• GIVEN REQUEST:
Go through the records below line by line, counting those that contain the word "Biomaster"; answer with the count only.

Records excerpted from a collection:
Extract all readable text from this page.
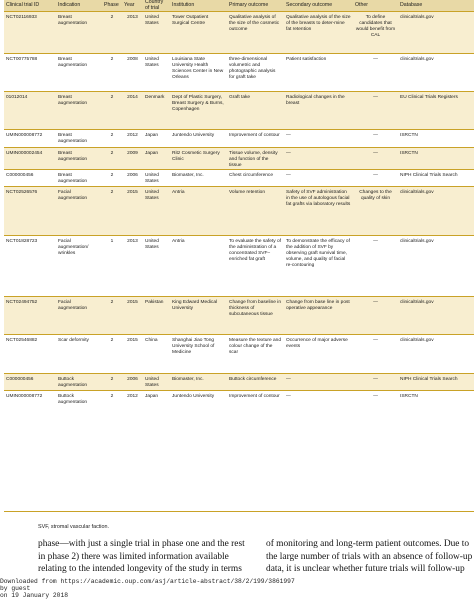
Clinical trial ID	Indication	Phase	Year	Country of trial	Institution	Primary outcome	Secondary outcome	Other	Database
NCT02116933	Breast augmentation	2	2013	United States	Tower Outpatient Surgical Centre	Qualitative analysis of the size of the cosmetic outcome	Qualitative analysis of the size of the breasts to deter-mine fat retention	To define candidates that would benefit from CAL	clinicaltrials.gov
NCT00775788	Breast augmentation	2	2008	United States	Louisiana State University Health Sciences Center in New Orleans	three-dimensional volumetric and photographic analysis for graft take	Patient satisfaction	—	clinicaltrials.gov
01012014	Breast augmentation	2	2014	Denmark	Dept of Plastic Surgery, Breast Surgery & Burns, Copenhagen	Graft take	Radiological changes in the breast	—	EU Clinical Trials Registers
UMIN000008772	Breast augmentation	2	2012	Japan	Juntendo University	Improvement of contour	—	—	ISRCTN
UMIN000002454	Breast augmentation	2	2009	Japan	Ritz Cosmetic Surgery Clinic	Tissue volume, density and function of the tissue	—	—	ISRCTN
C000000456	Breast augmentation	2	2006	United States	Biomaster, Inc.	Chest circumference	—	—	NIPH Clinical Trials Search
NCT02526576	Facial augmentation	2	2015	United States	Antria	Volume retention	Safety of SVF administration in the use of autologous facial fat grafts via laboratory results	Changes to the quality of skin	clinicaltrials.gov
NCT01828723	Facial augmentation/ wrinkles	1	2013	United States	Antria	To evaluate the safety of the administration of a concentrated SVF–enriched fat graft	To demonstrate the efficacy of the addition of SVF by observing graft survival time, volume, and quality of facial re-contouring	—	clinicaltrials.gov
NCT02494752	Facial augmentation	2	2015	Pakistan	King Edward Medical University	Change from baseline in thickness of subcutaneous tissue	Change from base line in post operative appearance	—	clinicaltrials.gov
NCT02546882	Scar deformity	2	2015	China	Shanghai Jiao Tong University School of Medicine	Measure the texture and colour change of the scar	Occurrence of major adverse events	—	clinicaltrials.gov
C000000456	Buttock augmentation	2	2006	United States	Biomaster, Inc.	Buttock circumference	—	—	NIPH Clinical Trials Search
UMIN000008772	Buttock augmentation	2	2012	Japan	Juntendo University	Improvement of contour	—	—	ISRCTN
SVF, stromal vascular faction.
phase—with just a single trial in phase one and the rest in phase 2) there was limited information available relating to the intended longevity of the study in terms
of monitoring and long-term patient outcomes. Due to the large number of trials with an absence of follow-up data, it is unclear whether future trials will follow-up
Downloaded from https://academic.oup.com/asj/article-abstract/38/2/199/3861997
by guest
on 19 January 2018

• RESULT:
2